Dataset rows:
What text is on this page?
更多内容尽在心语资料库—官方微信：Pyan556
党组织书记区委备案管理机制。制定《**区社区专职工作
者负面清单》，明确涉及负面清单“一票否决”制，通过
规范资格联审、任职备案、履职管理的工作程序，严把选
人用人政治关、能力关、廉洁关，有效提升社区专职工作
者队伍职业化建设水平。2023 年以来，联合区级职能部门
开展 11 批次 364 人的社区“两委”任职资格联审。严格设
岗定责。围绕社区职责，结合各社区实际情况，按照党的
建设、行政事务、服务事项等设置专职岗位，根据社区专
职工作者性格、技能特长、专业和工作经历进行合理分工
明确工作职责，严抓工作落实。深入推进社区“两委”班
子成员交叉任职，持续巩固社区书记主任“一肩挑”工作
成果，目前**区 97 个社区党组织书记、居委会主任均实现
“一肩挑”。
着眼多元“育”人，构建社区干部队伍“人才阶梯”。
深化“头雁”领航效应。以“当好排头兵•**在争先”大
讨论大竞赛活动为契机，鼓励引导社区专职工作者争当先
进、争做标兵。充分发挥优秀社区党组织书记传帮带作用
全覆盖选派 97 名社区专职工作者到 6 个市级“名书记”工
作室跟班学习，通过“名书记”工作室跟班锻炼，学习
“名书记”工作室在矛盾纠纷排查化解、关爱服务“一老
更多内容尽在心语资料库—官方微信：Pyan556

What you are asked to do: Return every record above exactly as it appears.

Task solution:
What text is on this page?
更多内容尽在心语资料库—官方微信：Pyan556
党组织书记区委备案管理机制。制定《**区社区专职工作
者负面清单》，明确涉及负面清单“一票否决”制，通过
规范资格联审、任职备案、履职管理的工作程序，严把选
人用人政治关、能力关、廉洁关，有效提升社区专职工作
者队伍职业化建设水平。2023 年以来，联合区级职能部门
开展 11 批次 364 人的社区“两委”任职资格联审。严格设
岗定责。围绕社区职责，结合各社区实际情况，按照党的
建设、行政事务、服务事项等设置专职岗位，根据社区专
职工作者性格、技能特长、专业和工作经历进行合理分工
明确工作职责，严抓工作落实。深入推进社区“两委”班
子成员交叉任职，持续巩固社区书记主任“一肩挑”工作
成果，目前**区 97 个社区党组织书记、居委会主任均实现
“一肩挑”。
着眼多元“育”人，构建社区干部队伍“人才阶梯”。
深化“头雁”领航效应。以“当好排头兵•**在争先”大
讨论大竞赛活动为契机，鼓励引导社区专职工作者争当先
进、争做标兵。充分发挥优秀社区党组织书记传帮带作用
全覆盖选派 97 名社区专职工作者到 6 个市级“名书记”工
作室跟班学习，通过“名书记”工作室跟班锻炼，学习
“名书记”工作室在矛盾纠纷排查化解、关爱服务“一老
更多内容尽在心语资料库—官方微信：Pyan556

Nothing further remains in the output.